Media forms connections among individuals. In today’s environment, media connects individuals of low-relatedness whereas human attention mechanisms evolved at a time when communication among conspecifics largely occurred among those with shared genetic alignment. There is always some degree of give-and-take of value in communications, but the misalignment of interest among producers and consumers of content are evident in modern media due to Darwinian dislocation of our rubbernecking traits.
For creators of content, awareness of underlying rubbernecking tendencies of a potential audience can better inform how best to produce and deliver content. For audience members of content, self-awareness of those same tendencies can inform their processing of media content.

# # #

• [Work task]:
Write out every word in the passage on media and rubbernecking that ends in "-ness," in order of appearance.

# # #

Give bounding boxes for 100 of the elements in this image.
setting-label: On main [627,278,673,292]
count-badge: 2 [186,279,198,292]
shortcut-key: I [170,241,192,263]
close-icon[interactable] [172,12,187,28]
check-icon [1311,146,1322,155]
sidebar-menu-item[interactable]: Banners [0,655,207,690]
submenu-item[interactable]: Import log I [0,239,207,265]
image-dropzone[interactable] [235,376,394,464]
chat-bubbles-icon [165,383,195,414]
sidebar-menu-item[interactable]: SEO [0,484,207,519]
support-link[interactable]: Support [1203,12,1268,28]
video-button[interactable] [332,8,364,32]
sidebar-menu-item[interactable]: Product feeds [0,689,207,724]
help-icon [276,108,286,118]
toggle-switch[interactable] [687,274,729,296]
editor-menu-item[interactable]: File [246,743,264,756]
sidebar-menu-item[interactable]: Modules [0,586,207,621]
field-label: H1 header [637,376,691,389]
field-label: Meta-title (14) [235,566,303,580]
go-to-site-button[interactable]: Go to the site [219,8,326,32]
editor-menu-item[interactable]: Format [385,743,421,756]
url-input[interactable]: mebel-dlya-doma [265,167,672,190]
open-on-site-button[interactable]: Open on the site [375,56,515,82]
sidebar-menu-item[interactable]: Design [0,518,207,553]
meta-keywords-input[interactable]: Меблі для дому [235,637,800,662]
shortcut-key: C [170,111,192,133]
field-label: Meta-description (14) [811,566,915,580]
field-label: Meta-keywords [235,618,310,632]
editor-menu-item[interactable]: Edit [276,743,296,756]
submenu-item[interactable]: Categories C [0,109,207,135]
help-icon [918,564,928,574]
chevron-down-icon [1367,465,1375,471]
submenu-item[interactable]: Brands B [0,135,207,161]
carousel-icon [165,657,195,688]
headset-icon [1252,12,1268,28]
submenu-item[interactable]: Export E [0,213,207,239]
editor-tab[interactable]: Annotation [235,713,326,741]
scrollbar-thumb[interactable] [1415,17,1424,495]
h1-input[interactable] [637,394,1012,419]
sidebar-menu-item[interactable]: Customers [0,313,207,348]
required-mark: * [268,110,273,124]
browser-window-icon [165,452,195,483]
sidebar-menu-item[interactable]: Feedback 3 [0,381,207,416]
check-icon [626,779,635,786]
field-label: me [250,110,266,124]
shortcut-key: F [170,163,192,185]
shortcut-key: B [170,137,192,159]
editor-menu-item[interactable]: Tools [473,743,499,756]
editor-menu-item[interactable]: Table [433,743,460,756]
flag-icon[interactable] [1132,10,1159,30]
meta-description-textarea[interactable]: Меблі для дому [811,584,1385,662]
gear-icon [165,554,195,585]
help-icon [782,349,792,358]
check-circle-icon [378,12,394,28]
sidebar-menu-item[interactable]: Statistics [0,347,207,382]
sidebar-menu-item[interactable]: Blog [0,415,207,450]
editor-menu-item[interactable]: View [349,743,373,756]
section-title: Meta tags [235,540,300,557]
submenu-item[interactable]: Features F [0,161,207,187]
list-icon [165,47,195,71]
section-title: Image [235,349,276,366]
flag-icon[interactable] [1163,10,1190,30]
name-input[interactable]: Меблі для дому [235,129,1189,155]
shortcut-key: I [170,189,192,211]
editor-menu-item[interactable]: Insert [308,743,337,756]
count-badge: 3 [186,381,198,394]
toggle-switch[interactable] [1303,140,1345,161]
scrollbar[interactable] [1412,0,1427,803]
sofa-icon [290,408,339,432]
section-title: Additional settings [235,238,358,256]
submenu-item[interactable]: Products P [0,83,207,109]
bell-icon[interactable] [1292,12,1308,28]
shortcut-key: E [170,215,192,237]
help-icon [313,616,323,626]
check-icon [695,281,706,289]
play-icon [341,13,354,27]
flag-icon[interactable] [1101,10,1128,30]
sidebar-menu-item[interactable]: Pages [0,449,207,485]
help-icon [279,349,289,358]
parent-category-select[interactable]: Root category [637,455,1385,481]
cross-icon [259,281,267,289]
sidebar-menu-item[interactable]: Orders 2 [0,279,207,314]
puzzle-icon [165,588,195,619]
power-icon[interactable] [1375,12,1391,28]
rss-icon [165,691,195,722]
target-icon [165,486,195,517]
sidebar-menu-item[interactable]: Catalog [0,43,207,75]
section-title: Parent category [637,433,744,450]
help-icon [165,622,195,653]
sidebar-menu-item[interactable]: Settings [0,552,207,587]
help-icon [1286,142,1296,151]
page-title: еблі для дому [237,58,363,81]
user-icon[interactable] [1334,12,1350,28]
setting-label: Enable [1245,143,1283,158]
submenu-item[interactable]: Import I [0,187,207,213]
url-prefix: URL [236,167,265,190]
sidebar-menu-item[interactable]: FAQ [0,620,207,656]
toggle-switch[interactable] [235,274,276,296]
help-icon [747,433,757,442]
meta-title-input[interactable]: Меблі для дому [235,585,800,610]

# # #

• [Answer box]:
low-relatedness, awareness, self-awareness